Source material:
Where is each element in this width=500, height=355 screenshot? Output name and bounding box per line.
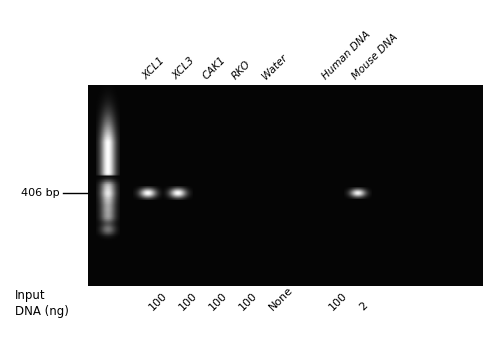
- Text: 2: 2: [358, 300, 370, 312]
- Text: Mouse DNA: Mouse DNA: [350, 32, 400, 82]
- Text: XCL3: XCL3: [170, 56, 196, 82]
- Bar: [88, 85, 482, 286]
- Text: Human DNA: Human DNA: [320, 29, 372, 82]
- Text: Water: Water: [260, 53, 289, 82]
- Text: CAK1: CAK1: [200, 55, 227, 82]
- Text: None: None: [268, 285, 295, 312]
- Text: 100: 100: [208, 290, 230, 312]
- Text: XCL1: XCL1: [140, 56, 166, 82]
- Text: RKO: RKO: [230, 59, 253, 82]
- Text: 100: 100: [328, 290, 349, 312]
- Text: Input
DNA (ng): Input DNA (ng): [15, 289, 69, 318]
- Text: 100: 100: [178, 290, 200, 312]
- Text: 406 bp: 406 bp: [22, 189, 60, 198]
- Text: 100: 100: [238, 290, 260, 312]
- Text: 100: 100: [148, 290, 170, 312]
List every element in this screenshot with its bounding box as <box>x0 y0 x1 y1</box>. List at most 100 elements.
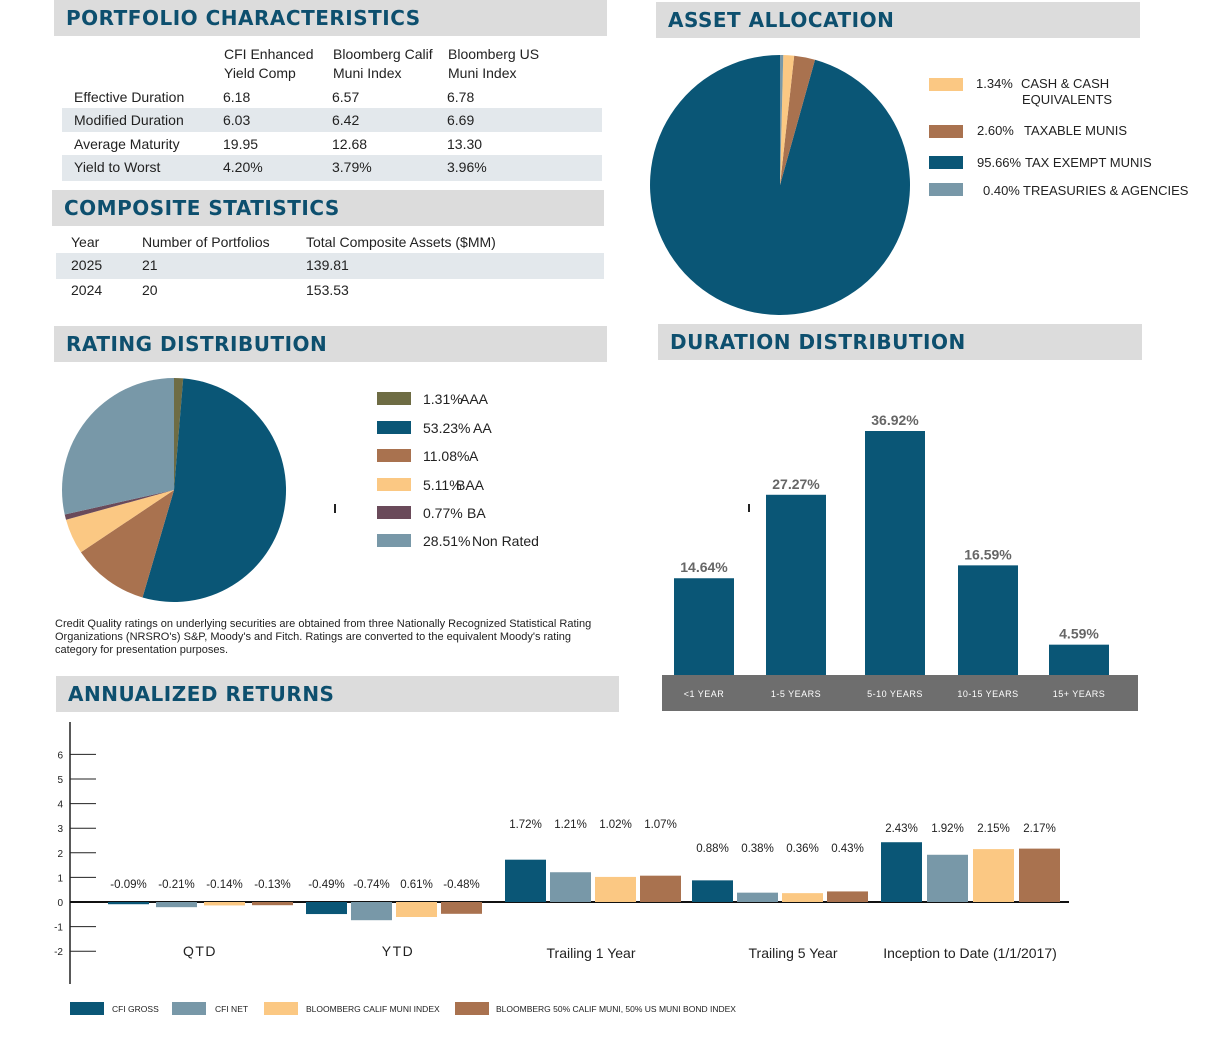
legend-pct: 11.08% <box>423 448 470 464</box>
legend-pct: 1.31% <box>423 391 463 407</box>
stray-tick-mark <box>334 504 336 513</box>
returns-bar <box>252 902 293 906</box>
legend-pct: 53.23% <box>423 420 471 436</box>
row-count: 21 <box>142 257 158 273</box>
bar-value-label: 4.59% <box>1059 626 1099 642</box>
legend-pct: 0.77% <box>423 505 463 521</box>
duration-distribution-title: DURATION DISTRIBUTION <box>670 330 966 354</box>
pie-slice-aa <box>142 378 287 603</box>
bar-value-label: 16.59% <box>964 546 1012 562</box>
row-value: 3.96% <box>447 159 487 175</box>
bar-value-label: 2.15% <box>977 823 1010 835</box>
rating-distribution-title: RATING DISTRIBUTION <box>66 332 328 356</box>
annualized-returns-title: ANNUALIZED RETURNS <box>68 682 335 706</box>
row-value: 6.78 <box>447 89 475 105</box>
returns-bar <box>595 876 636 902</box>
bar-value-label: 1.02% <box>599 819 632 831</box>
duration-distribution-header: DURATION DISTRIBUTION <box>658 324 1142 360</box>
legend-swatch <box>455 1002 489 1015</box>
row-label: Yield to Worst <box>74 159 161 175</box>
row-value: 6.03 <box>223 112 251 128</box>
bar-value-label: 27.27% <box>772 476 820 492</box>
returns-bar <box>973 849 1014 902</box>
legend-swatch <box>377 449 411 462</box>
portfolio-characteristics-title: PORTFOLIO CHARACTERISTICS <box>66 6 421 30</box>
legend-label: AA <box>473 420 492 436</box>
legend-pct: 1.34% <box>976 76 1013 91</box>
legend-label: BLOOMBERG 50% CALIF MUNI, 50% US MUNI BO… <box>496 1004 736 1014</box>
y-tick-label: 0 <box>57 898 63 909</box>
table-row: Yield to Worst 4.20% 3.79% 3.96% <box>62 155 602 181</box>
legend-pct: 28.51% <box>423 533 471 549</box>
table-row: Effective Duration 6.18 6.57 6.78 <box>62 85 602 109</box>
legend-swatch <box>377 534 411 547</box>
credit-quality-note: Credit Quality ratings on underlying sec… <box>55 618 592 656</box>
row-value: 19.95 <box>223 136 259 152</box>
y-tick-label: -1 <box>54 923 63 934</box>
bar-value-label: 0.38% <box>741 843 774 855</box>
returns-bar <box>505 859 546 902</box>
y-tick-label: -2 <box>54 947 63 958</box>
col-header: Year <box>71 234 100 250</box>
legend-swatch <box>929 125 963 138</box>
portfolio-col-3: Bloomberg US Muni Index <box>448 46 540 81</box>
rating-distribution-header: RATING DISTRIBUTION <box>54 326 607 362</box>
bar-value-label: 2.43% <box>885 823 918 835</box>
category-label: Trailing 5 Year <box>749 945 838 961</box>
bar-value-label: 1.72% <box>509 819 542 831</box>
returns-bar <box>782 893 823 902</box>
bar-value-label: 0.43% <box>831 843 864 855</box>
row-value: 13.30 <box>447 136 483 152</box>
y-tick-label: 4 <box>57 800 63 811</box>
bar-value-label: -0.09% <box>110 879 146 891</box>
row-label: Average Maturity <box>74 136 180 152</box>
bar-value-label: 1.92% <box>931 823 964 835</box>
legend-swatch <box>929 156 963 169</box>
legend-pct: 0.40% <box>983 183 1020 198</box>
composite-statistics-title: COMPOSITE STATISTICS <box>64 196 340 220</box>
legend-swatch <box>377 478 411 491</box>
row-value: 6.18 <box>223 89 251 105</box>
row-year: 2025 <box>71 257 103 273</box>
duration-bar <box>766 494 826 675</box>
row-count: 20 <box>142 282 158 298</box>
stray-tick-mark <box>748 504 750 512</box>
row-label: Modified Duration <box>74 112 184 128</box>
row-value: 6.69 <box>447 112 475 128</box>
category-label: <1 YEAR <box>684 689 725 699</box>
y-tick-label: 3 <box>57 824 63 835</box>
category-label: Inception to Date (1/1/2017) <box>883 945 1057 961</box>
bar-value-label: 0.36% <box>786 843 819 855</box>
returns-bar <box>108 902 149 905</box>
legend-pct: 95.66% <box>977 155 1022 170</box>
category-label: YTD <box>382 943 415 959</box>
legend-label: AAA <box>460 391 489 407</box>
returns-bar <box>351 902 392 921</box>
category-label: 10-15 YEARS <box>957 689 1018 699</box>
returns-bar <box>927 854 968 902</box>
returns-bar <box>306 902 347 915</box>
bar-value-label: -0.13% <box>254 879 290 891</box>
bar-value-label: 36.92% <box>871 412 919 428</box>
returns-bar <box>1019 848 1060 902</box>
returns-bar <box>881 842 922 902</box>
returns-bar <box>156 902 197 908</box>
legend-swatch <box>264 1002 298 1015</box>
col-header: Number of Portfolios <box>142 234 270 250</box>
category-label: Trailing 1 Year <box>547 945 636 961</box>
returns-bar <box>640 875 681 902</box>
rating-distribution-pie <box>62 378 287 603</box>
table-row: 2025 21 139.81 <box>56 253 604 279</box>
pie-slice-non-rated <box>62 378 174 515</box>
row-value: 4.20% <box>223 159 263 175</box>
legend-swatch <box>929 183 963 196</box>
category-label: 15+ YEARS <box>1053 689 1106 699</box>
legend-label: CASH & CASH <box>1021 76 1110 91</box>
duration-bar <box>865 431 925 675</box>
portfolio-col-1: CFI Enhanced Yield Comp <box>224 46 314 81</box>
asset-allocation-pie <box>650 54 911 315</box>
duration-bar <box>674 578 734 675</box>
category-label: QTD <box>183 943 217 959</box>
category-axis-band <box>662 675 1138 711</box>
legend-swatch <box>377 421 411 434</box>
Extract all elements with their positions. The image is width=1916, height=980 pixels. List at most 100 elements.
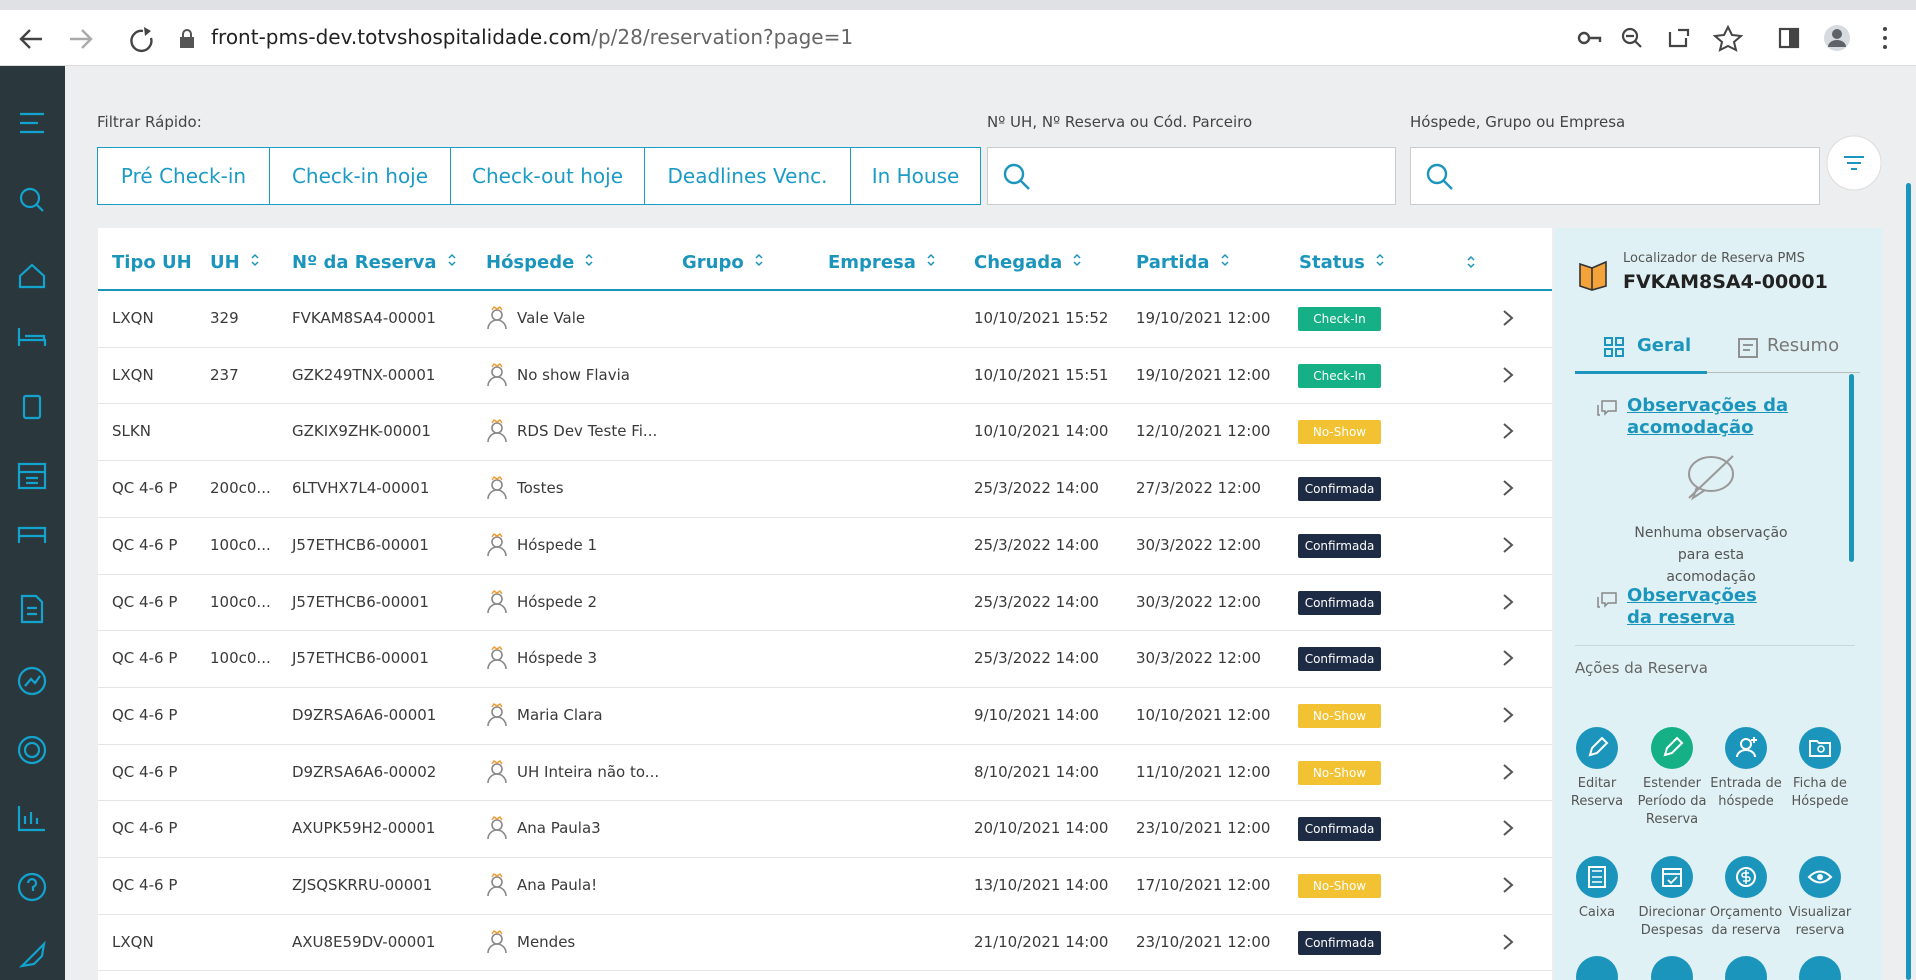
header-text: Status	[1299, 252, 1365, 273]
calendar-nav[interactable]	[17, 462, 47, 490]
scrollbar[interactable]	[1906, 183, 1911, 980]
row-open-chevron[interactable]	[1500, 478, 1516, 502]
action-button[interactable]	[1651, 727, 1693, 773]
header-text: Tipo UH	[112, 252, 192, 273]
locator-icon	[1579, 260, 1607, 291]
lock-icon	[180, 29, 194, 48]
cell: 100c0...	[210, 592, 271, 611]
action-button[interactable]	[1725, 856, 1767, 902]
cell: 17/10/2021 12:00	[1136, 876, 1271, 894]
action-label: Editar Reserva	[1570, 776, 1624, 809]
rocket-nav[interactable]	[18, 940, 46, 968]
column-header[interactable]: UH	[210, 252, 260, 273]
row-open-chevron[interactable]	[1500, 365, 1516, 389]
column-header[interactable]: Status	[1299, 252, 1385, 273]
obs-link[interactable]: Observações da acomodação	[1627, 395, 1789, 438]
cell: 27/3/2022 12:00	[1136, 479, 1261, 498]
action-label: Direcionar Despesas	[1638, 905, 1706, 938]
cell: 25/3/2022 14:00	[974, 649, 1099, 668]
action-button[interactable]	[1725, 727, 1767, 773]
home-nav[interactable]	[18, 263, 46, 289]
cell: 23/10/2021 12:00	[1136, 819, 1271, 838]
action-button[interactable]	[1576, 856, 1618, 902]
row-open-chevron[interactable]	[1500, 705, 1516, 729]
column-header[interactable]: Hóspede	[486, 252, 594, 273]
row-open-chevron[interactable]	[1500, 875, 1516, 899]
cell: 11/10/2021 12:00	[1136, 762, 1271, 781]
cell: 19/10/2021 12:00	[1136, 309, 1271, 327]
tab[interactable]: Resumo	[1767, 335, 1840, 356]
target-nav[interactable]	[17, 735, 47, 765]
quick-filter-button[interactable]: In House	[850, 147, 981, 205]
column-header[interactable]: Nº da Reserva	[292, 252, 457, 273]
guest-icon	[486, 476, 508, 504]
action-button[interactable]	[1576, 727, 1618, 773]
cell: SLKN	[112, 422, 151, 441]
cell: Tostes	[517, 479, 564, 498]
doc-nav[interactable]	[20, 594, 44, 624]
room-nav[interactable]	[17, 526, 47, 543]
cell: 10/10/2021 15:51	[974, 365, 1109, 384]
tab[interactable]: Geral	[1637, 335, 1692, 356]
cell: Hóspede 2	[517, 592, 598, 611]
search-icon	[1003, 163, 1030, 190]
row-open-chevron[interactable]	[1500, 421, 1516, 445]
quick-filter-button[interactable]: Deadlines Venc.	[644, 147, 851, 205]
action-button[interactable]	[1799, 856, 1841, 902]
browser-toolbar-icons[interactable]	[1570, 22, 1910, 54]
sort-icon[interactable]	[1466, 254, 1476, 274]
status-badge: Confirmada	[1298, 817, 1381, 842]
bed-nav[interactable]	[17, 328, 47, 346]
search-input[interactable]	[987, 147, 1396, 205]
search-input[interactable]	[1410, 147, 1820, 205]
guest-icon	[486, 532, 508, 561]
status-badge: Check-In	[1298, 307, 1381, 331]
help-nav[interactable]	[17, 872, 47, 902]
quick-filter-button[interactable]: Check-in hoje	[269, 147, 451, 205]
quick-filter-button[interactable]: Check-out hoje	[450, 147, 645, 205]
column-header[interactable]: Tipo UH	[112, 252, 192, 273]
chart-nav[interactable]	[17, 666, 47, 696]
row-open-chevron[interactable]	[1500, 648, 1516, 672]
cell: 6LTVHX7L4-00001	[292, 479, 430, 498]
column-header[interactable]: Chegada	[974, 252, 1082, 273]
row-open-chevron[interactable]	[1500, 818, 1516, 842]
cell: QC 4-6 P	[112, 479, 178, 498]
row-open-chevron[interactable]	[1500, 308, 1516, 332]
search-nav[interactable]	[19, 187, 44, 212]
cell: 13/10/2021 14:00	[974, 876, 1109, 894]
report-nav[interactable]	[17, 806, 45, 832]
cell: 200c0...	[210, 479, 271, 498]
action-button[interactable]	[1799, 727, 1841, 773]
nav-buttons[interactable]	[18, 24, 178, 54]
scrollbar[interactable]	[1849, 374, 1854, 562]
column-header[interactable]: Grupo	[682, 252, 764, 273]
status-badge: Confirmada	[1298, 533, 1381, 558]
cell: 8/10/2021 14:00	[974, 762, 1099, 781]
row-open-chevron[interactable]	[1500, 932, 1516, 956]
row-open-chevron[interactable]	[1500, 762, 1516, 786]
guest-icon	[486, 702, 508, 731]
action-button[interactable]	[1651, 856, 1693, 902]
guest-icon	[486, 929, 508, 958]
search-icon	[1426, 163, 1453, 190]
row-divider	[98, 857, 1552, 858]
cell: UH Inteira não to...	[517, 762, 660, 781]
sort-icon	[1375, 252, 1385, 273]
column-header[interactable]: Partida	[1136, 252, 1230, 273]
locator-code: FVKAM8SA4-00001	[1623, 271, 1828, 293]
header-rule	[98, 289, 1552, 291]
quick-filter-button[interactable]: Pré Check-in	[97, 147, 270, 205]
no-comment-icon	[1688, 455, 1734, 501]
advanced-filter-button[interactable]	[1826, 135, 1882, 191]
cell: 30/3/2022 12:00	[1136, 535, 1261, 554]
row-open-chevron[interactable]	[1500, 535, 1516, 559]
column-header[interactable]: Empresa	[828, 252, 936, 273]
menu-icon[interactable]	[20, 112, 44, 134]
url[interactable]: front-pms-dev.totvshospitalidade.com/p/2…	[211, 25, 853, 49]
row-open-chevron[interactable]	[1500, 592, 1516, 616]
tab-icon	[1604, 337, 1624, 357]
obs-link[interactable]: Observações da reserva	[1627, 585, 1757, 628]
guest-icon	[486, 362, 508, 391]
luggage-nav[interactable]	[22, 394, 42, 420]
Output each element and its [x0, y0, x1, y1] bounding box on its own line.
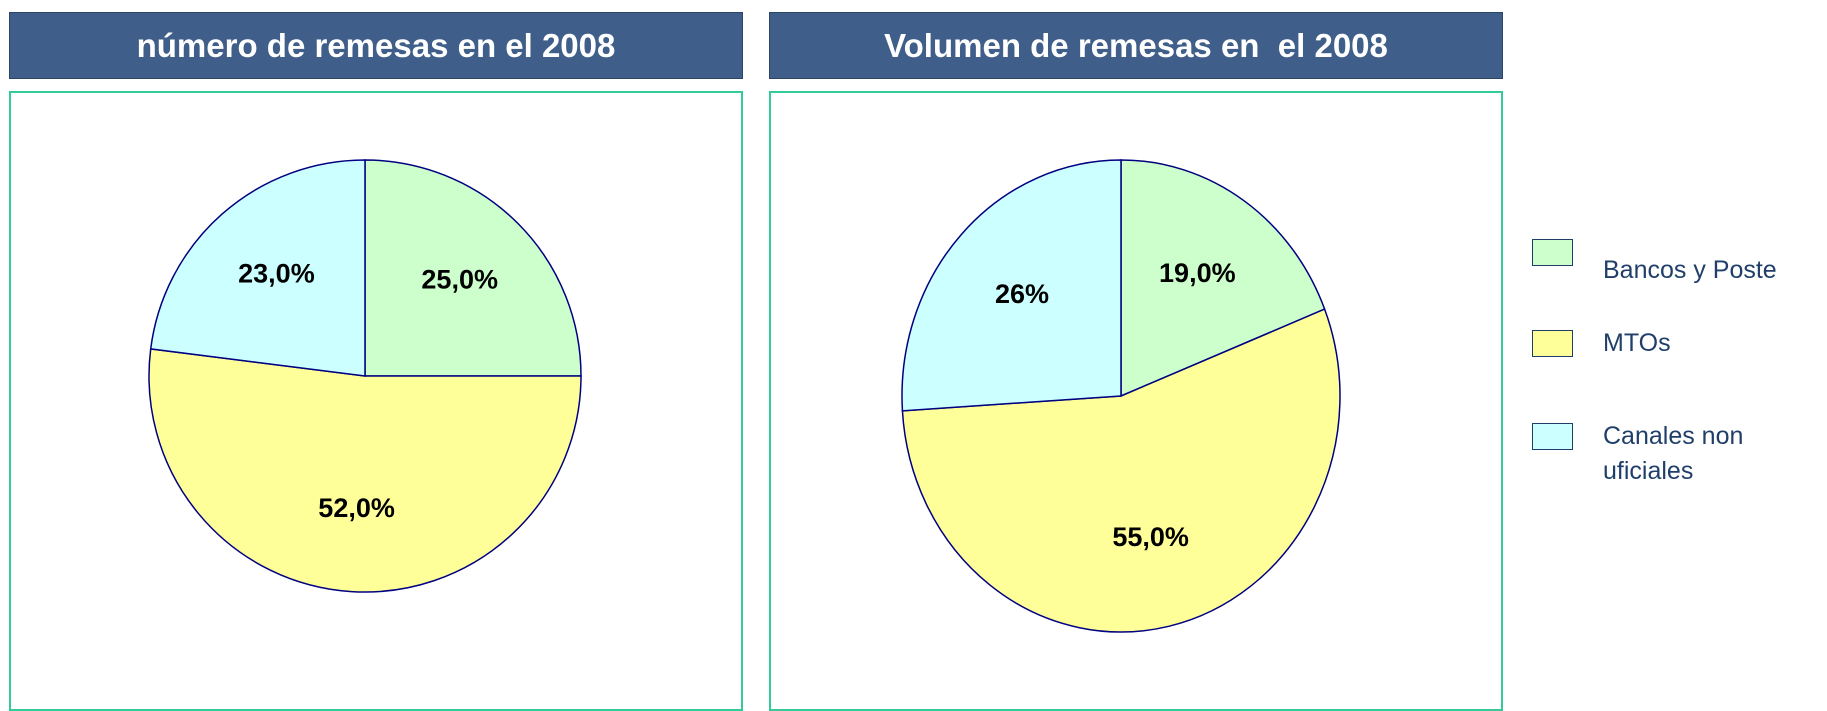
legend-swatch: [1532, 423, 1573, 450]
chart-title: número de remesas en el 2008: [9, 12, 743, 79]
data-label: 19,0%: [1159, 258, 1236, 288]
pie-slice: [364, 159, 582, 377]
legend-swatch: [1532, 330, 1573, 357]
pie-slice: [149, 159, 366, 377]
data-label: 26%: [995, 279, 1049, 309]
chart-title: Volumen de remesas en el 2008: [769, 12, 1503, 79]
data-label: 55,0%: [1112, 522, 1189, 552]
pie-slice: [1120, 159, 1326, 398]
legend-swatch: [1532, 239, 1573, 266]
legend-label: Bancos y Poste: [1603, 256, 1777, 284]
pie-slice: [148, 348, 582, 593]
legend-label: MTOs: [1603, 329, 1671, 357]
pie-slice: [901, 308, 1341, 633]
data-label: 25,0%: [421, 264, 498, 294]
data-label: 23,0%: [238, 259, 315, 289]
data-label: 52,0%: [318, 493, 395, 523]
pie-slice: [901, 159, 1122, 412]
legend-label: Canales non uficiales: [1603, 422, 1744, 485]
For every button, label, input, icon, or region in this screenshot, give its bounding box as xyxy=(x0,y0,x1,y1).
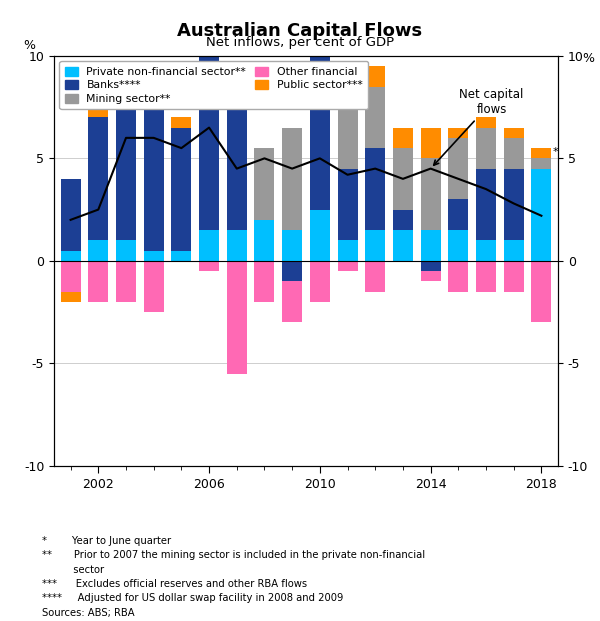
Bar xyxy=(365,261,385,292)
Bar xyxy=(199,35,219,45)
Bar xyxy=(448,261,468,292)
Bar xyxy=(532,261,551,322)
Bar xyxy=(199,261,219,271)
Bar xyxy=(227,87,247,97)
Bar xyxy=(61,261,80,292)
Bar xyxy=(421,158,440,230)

Work instructions:
Filter the rows above and copy every line that contains the string "Output", treating uppercase and lowercase as different.

Task solution:
Where is each element in this width=500, height=355 screenshot? Output name and bounding box per line.
Output each element and its [x0, y0, x1, y1] bounding box on its own line.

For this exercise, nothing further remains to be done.